* _Objective_: Copy the listing verbatim, excluding any images found in it.

* _Available data_:
===============
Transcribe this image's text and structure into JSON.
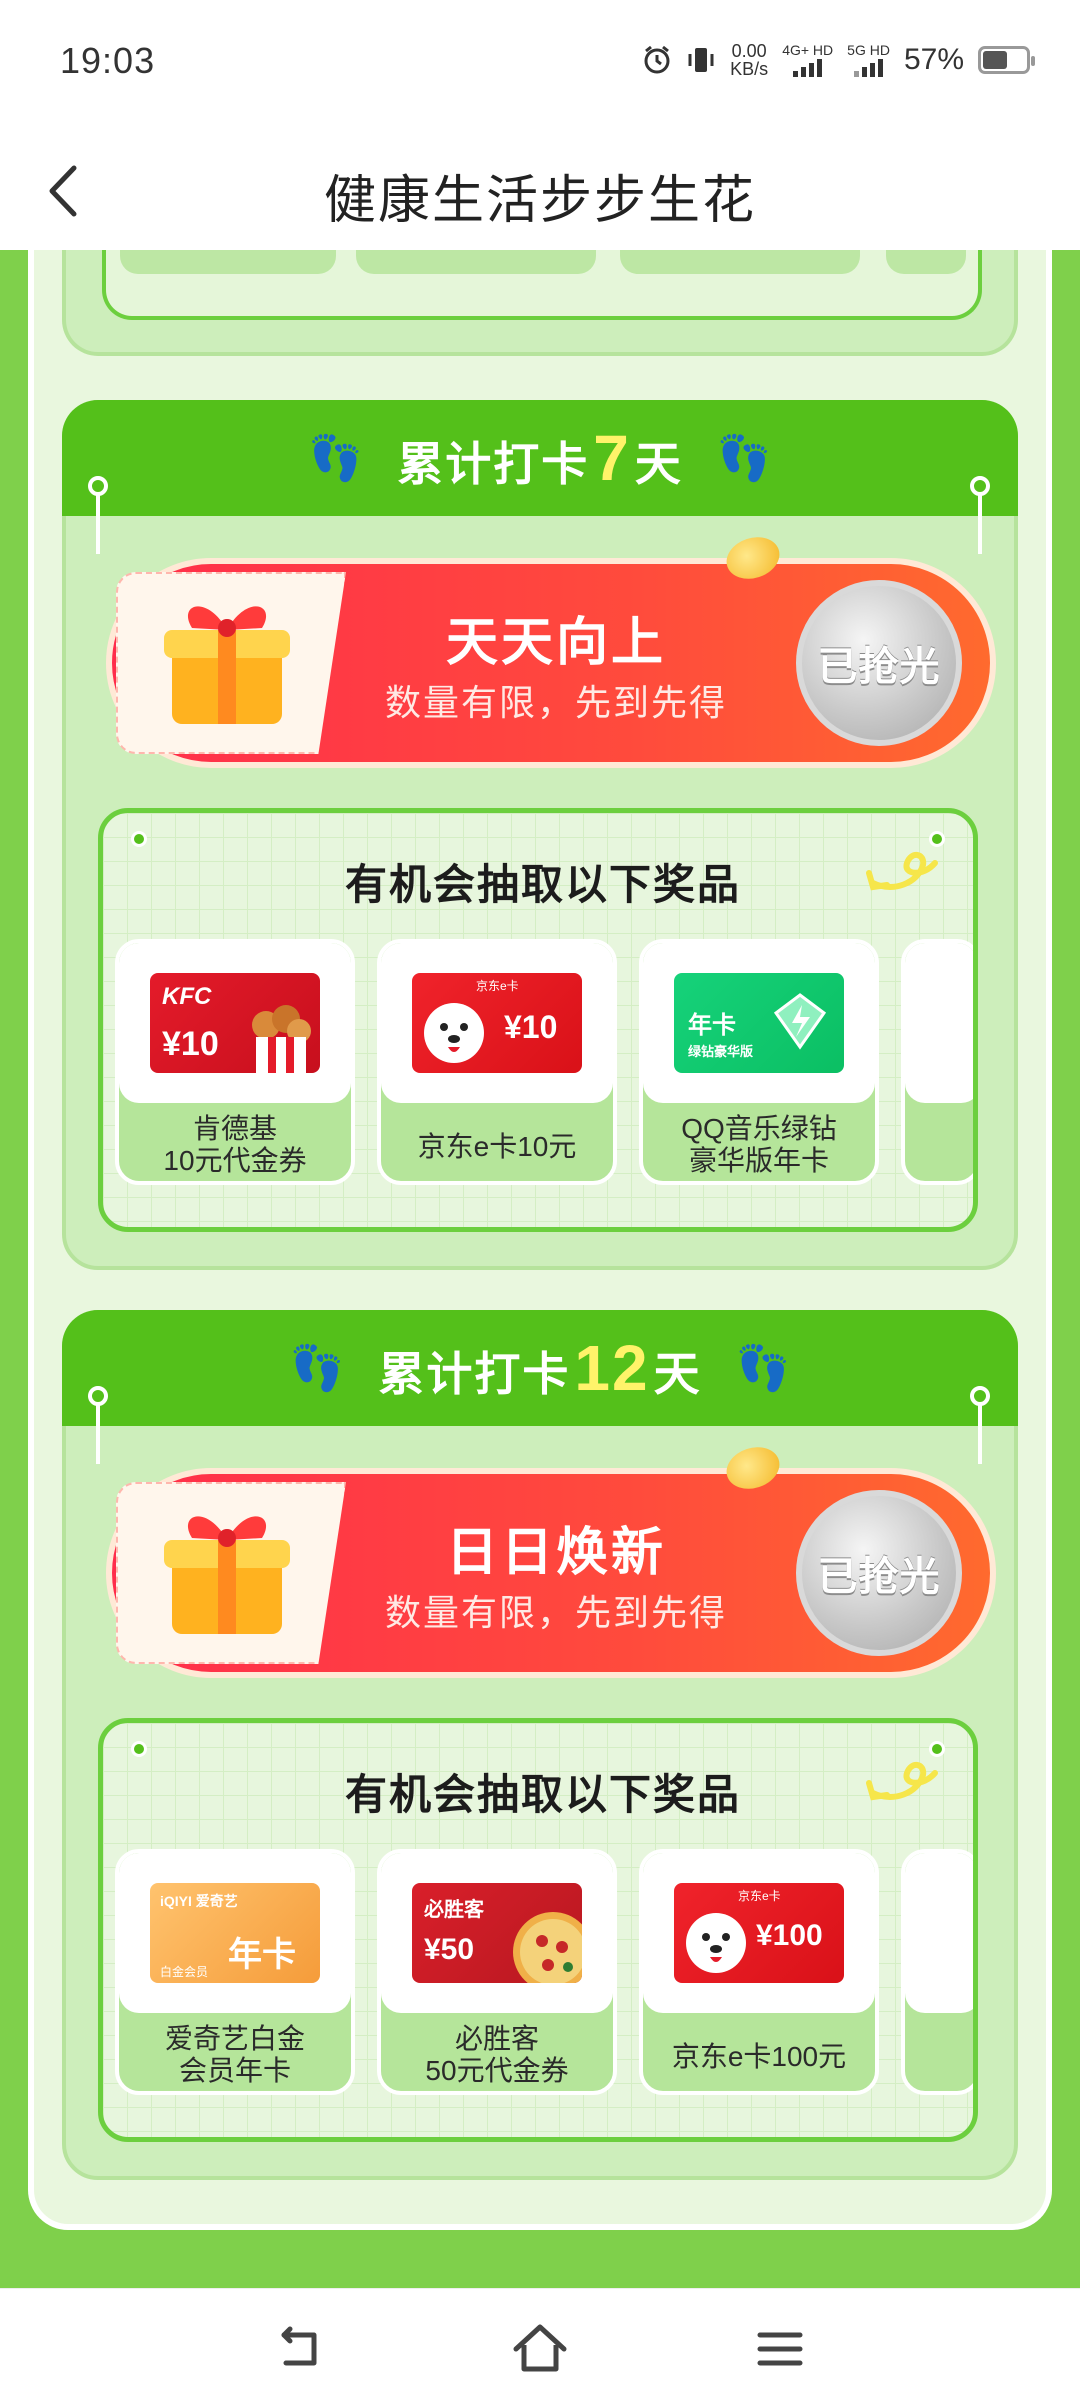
{
  "status_bar": {
    "time": "19:03",
    "net_speed_value": "0.00",
    "net_speed_unit": "KB/s",
    "sim1_label": "4G+ HD",
    "sim2_label": "5G HD",
    "battery_percent": "57%",
    "battery_level": 0.57,
    "icons": [
      "alarm-icon",
      "vibrate-icon",
      "signal-icon",
      "battery-icon"
    ]
  },
  "header": {
    "title": "健康生活步步生花",
    "back_icon": "chevron-left-icon"
  },
  "sections": [
    {
      "header_prefix": "累计打卡",
      "days": "7",
      "header_suffix": "天",
      "reward_title": "天天向上",
      "reward_subtitle": "数量有限，先到先得",
      "button_label": "已抢光",
      "prizes_title": "有机会抽取以下奖品",
      "prizes": [
        {
          "name": "肯德基\n10元代金券",
          "card_brand": "KFC",
          "card_value": "¥10"
        },
        {
          "name": "京东e卡10元",
          "card_brand": "京东e卡",
          "card_value": "¥10"
        },
        {
          "name": "QQ音乐绿钻\n豪华版年卡",
          "card_brand": "年卡",
          "card_sub": "绿钻豪华版"
        }
      ]
    },
    {
      "header_prefix": "累计打卡",
      "days": "12",
      "header_suffix": "天",
      "reward_title": "日日焕新",
      "reward_subtitle": "数量有限，先到先得",
      "button_label": "已抢光",
      "prizes_title": "有机会抽取以下奖品",
      "prizes": [
        {
          "name": "爱奇艺白金\n会员年卡",
          "card_brand": "iQIYI 爱奇艺",
          "card_value": "年卡",
          "card_sub": "白金会员"
        },
        {
          "name": "必胜客\n50元代金券",
          "card_brand": "必胜客",
          "card_value": "¥50"
        },
        {
          "name": "京东e卡100元",
          "card_brand": "京东e卡",
          "card_value": "¥100"
        }
      ]
    }
  ],
  "colors": {
    "page_green": "#7fd04b",
    "header_green": "#54c01a",
    "banner_red": "#ff2d4b",
    "highlight_yellow": "#fff36a",
    "sold_out_gray": "#c9c9c9"
  },
  "nav_bar": {
    "icons": [
      "back-nav-icon",
      "home-icon",
      "menu-icon"
    ]
  }
}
===============
* _Result_:
Transcribe this image's text and structure into JSON.
{
  "status_bar": {
    "time": "19:03",
    "net_speed_value": "0.00",
    "net_speed_unit": "KB/s",
    "sim1_label": "4G+ HD",
    "sim2_label": "5G HD",
    "battery_percent": "57%",
    "battery_level": 0.57,
    "icons": [
      "alarm-icon",
      "vibrate-icon",
      "signal-icon",
      "battery-icon"
    ]
  },
  "header": {
    "title": "健康生活步步生花",
    "back_icon": "chevron-left-icon"
  },
  "sections": [
    {
      "header_prefix": "累计打卡",
      "days": "7",
      "header_suffix": "天",
      "reward_title": "天天向上",
      "reward_subtitle": "数量有限，先到先得",
      "button_label": "已抢光",
      "prizes_title": "有机会抽取以下奖品",
      "prizes": [
        {
          "name": "肯德基\n10元代金券",
          "card_brand": "KFC",
          "card_value": "¥10"
        },
        {
          "name": "京东e卡10元",
          "card_brand": "京东e卡",
          "card_value": "¥10"
        },
        {
          "name": "QQ音乐绿钻\n豪华版年卡",
          "card_brand": "年卡",
          "card_sub": "绿钻豪华版"
        }
      ]
    },
    {
      "header_prefix": "累计打卡",
      "days": "12",
      "header_suffix": "天",
      "reward_title": "日日焕新",
      "reward_subtitle": "数量有限，先到先得",
      "button_label": "已抢光",
      "prizes_title": "有机会抽取以下奖品",
      "prizes": [
        {
          "name": "爱奇艺白金\n会员年卡",
          "card_brand": "iQIYI 爱奇艺",
          "card_value": "年卡",
          "card_sub": "白金会员"
        },
        {
          "name": "必胜客\n50元代金券",
          "card_brand": "必胜客",
          "card_value": "¥50"
        },
        {
          "name": "京东e卡100元",
          "card_brand": "京东e卡",
          "card_value": "¥100"
        }
      ]
    }
  ],
  "colors": {
    "page_green": "#7fd04b",
    "header_green": "#54c01a",
    "banner_red": "#ff2d4b",
    "highlight_yellow": "#fff36a",
    "sold_out_gray": "#c9c9c9"
  },
  "nav_bar": {
    "icons": [
      "back-nav-icon",
      "home-icon",
      "menu-icon"
    ]
  }
}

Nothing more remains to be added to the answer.